* Exercise task *
Of the lines in the entries, how many hold the word "tatūnga"? Give that number alone.

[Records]
-*-*-

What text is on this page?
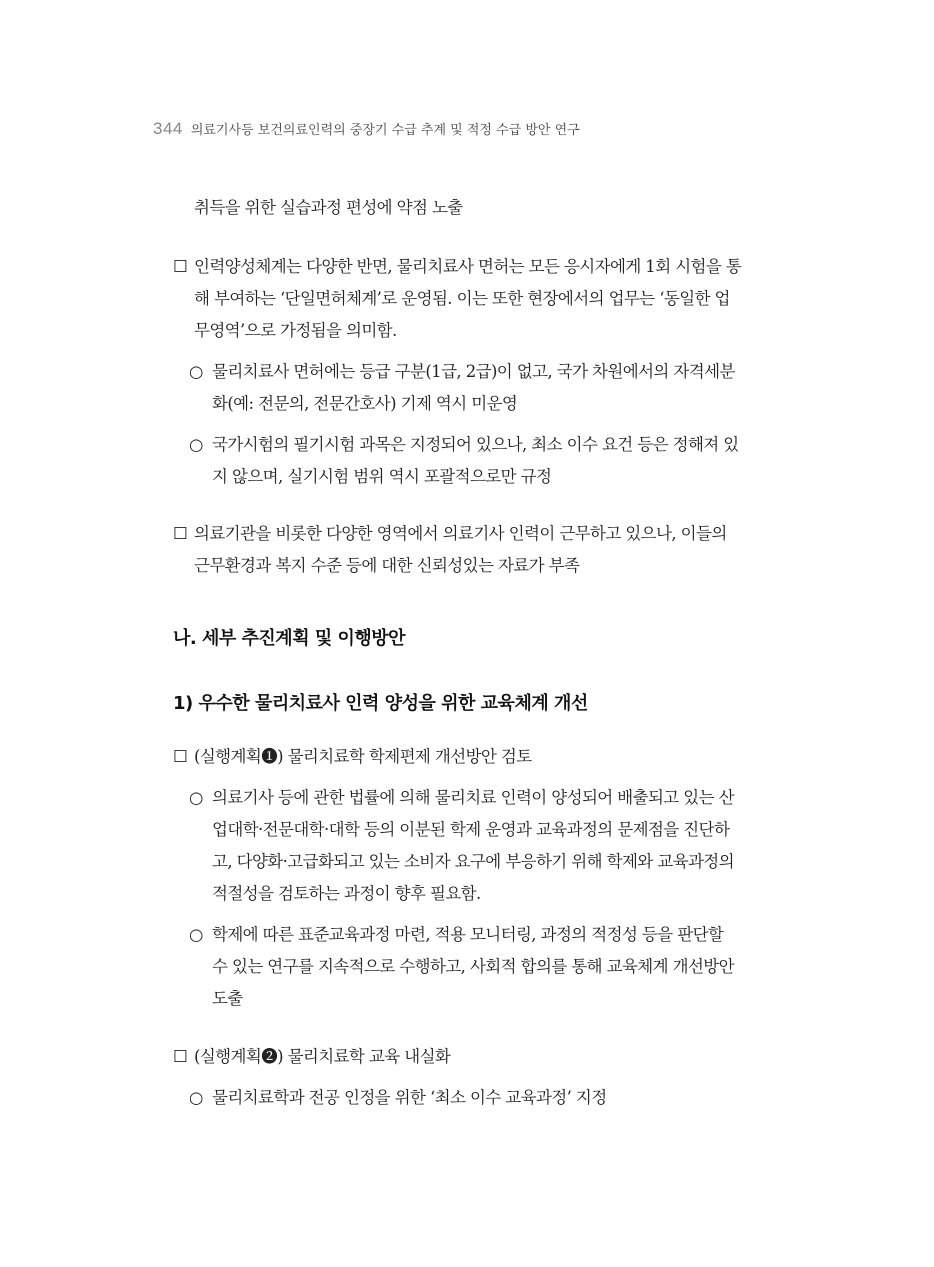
344 의료기사등 보건의료인력의 중장기 수급 추계 및 적정 수급 방안 연구
취득을 위한 실습과정 편성에 약점 노출
☐ 인력양성체계는 다양한 반면, 물리치료사 면허는 모든 응시자에게 1회 시험을 통
해 부여하는 ‘단일면허체계’로 운영됨. 이는 또한 현장에서의 업무는 ‘동일한 업
무영역’으로 가정됨을 의미함.
○ 물리치료사 면허에는 등급 구분(1급, 2급)이 없고, 국가 차원에서의 자격세분
화(예: 전문의, 전문간호사) 기제 역시 미운영
○ 국가시험의 필기시험 과목은 지정되어 있으나, 최소 이수 요건 등은 정해져 있
지 않으며, 실기시험 범위 역시 포괄적으로만 규정
☐ 의료기관을 비롯한 다양한 영역에서 의료기사 인력이 근무하고 있으나, 이들의
근무환경과 복지 수준 등에 대한 신뢰성있는 자료가 부족
나. 세부 추진계획 및 이행방안
1) 우수한 물리치료사 인력 양성을 위한 교육체계 개선
☐ (실행계획❶) 물리치료학 학제편제 개선방안 검토
○ 의료기사 등에 관한 법률에 의해 물리치료 인력이 양성되어 배출되고 있는 산
업대학·전문대학·대학 등의 이분된 학제 운영과 교육과정의 문제점을 진단하
고, 다양화·고급화되고 있는 소비자 요구에 부응하기 위해 학제와 교육과정의
적절성을 검토하는 과정이 향후 필요함.
○ 학제에 따른 표준교육과정 마련, 적용 모니터링, 과정의 적정성 등을 판단할
수 있는 연구를 지속적으로 수행하고, 사회적 합의를 통해 교육체계 개선방안
도출
☐ (실행계획❷) 물리치료학 교육 내실화
○ 물리치료학과 전공 인정을 위한 ‘최소 이수 교육과정’ 지정
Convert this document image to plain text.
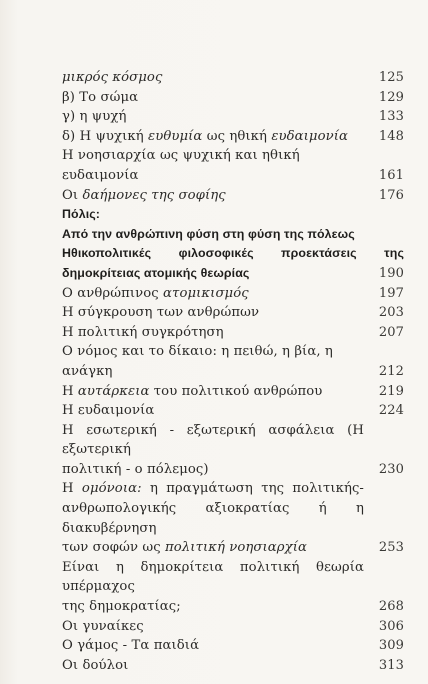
μικρός κόσμος	125
β) Το σώμα	129
γ) η ψυχή	133
δ) Η ψυχική ευθυμία ως ηθική ευδαιμονία	148
Η νοησιαρχία ως ψυχική και ηθική ευδαιμονία	161
Οι δαήμονες της σοφίης	176
Πόλις:
Από την ανθρώπινη φύση στη φύση της πόλεως
Ηθικοπολιτικές φιλοσοφικές προεκτάσεις της
δημοκρίτειας ατομικής θεωρίας	190
Ο ανθρώπινος ατομικισμός	197
Η σύγκρουση των ανθρώπων	203
Η πολιτική συγκρότηση	207
Ο νόμος και το δίκαιο: η πειθώ, η βία, η ανάγκη	212
Η αυτάρκεια του πολιτικού ανθρώπου	219
Η ευδαιμονία	224
Η εσωτερική - εξωτερική ασφάλεια (Η εξωτερική
πολιτική - ο πόλεμος)	230
Η ομόνοια: η πραγμάτωση της πολιτικής-
ανθρωπολογικής αξιοκρατίας ή η διακυβέρνηση
των σοφών ως πολιτική νοησιαρχία	253
Είναι η δημοκρίτεια πολιτική θεωρία υπέρμαχος
της δημοκρατίας;	268
Οι γυναίκες	306
Ο γάμος - Τα παιδιά	309
Οι δούλοι	313
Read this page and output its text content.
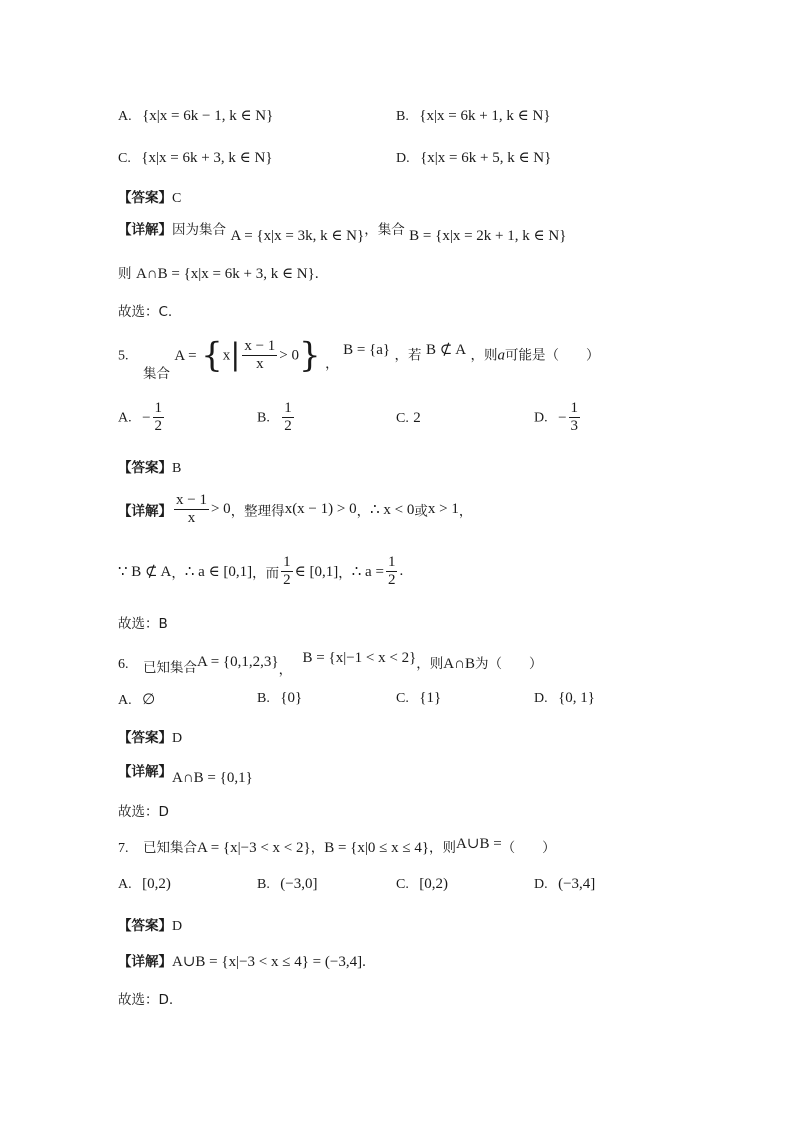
A. {x|x = 6k − 1, k ∈ N}	B. {x|x = 6k + 1, k ∈ N}
C. {x|x = 6k + 3, k ∈ N}	D. {x|x = 6k + 5, k ∈ N}
【答案】C
【详解】因为集合 A = {x|x = 3k, k ∈ N}，集合 B = {x|x = 2k + 1, k ∈ N}
则 A∩B = {x|x = 6k + 3, k ∈ N}.
故选：C.
5. 集合 $A = \{x| \frac{x - 1}{x} > 0\}$ ， B = {a} ，若 B ⊄ A ，则a可能是（　　）
A. − $\frac{1}{2}$	B. $\frac{1}{2}$	C. 2	D. − $\frac{1}{3}$
【答案】B
【详解】 $\frac{x - 1}{x} > 0$，整理得x(x − 1) > 0，∴ x < 0或x > 1，
∵ B ⊄ A，∴ a ∈ [0,1]，而 $\frac{1}{2}$ ∈ [0,1]，∴ $a = \frac{1}{2}$ .
故选：B
6. 已知集合A = {0,1,2,3}， B = {x|−1 < x < 2}，则A∩B为（　　）
A. ∅	B. {0}	C. {1}	D. {0, 1}
【答案】D
【详解】A∩B = {0,1}
故选：D
7. 已知集合A = {x|−3 < x < 2}，B = {x|0 ≤ x ≤ 4}，则A∪B =（　　）
A. [0,2)	B. (−3,0]	C. [0,2)	D. (−3,4]
【答案】D
【详解】A∪B = {x|−3 < x ≤ 4} = (−3,4].
故选：D.
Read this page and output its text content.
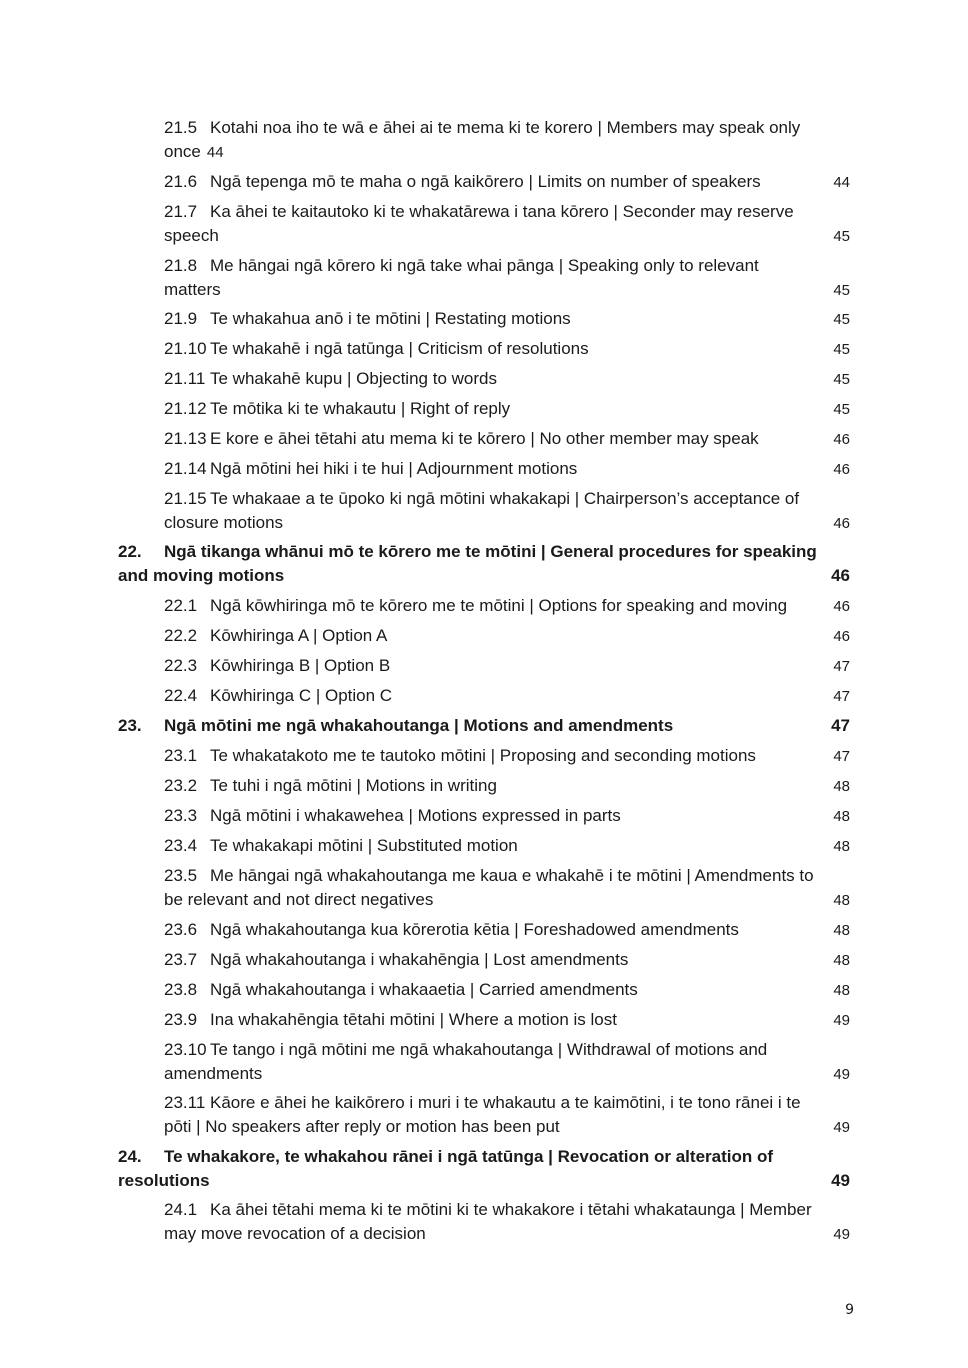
21.5 Kotahi noa iho te wā e āhei ai te mema ki te korero | Members may speak only
once 44
21.6 Ngā tepenga mō te maha o ngā kaikōrero | Limits on number of speakers	44
21.7 Ka āhei te kaitautoko ki te whakatārewa i tana kōrero | Seconder may reserve
speech	45
21.8 Me hāngai ngā kōrero ki ngā take whai pānga | Speaking only to relevant
matters	45
21.9 Te whakahua anō i te mōtini | Restating motions	45
21.10 Te whakahē i ngā tatūnga | Criticism of resolutions	45
21.11 Te whakahē kupu | Objecting to words	45
21.12 Te mōtika ki te whakautu | Right of reply	45
21.13 E kore e āhei tētahi atu mema ki te kōrero | No other member may speak	46
21.14 Ngā mōtini hei hiki i te hui | Adjournment motions	46
21.15 Te whakaae a te ūpoko ki ngā mōtini whakakapi | Chairperson’s acceptance of
closure motions	46
22. Ngā tikanga whānui mō te kōrero me te mōtini | General procedures for speaking
and moving motions	46
22.1 Ngā kōwhiringa mō te kōrero me te mōtini | Options for speaking and moving	46
22.2 Kōwhiringa A | Option A	46
22.3 Kōwhiringa B | Option B	47
22.4 Kōwhiringa C | Option C	47
23. Ngā mōtini me ngā whakahoutanga | Motions and amendments	47
23.1 Te whakatakoto me te tautoko mōtini | Proposing and seconding motions	47
23.2 Te tuhi i ngā mōtini | Motions in writing	48
23.3 Ngā mōtini i whakawehea | Motions expressed in parts	48
23.4 Te whakakapi mōtini | Substituted motion	48
23.5 Me hāngai ngā whakahoutanga me kaua e whakahē i te mōtini | Amendments to
be relevant and not direct negatives	48
23.6 Ngā whakahoutanga kua kōrerotia kētia | Foreshadowed amendments	48
23.7 Ngā whakahoutanga i whakahēngia | Lost amendments	48
23.8 Ngā whakahoutanga i whakaaetia | Carried amendments	48
23.9 Ina whakahēngia tētahi mōtini | Where a motion is lost	49
23.10 Te tango i ngā mōtini me ngā whakahoutanga | Withdrawal of motions and
amendments	49
23.11 Kāore e āhei he kaikōrero i muri i te whakautu a te kaimōtini, i te tono rānei i te
pōti | No speakers after reply or motion has been put	49
24. Te whakakore, te whakahou rānei i ngā tatūnga | Revocation or alteration of
resolutions	49
24.1 Ka āhei tētahi mema ki te mōtini ki te whakakore i tētahi whakataunga | Member
may move revocation of a decision	49
9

-*-*-

* Answer to this problem *
2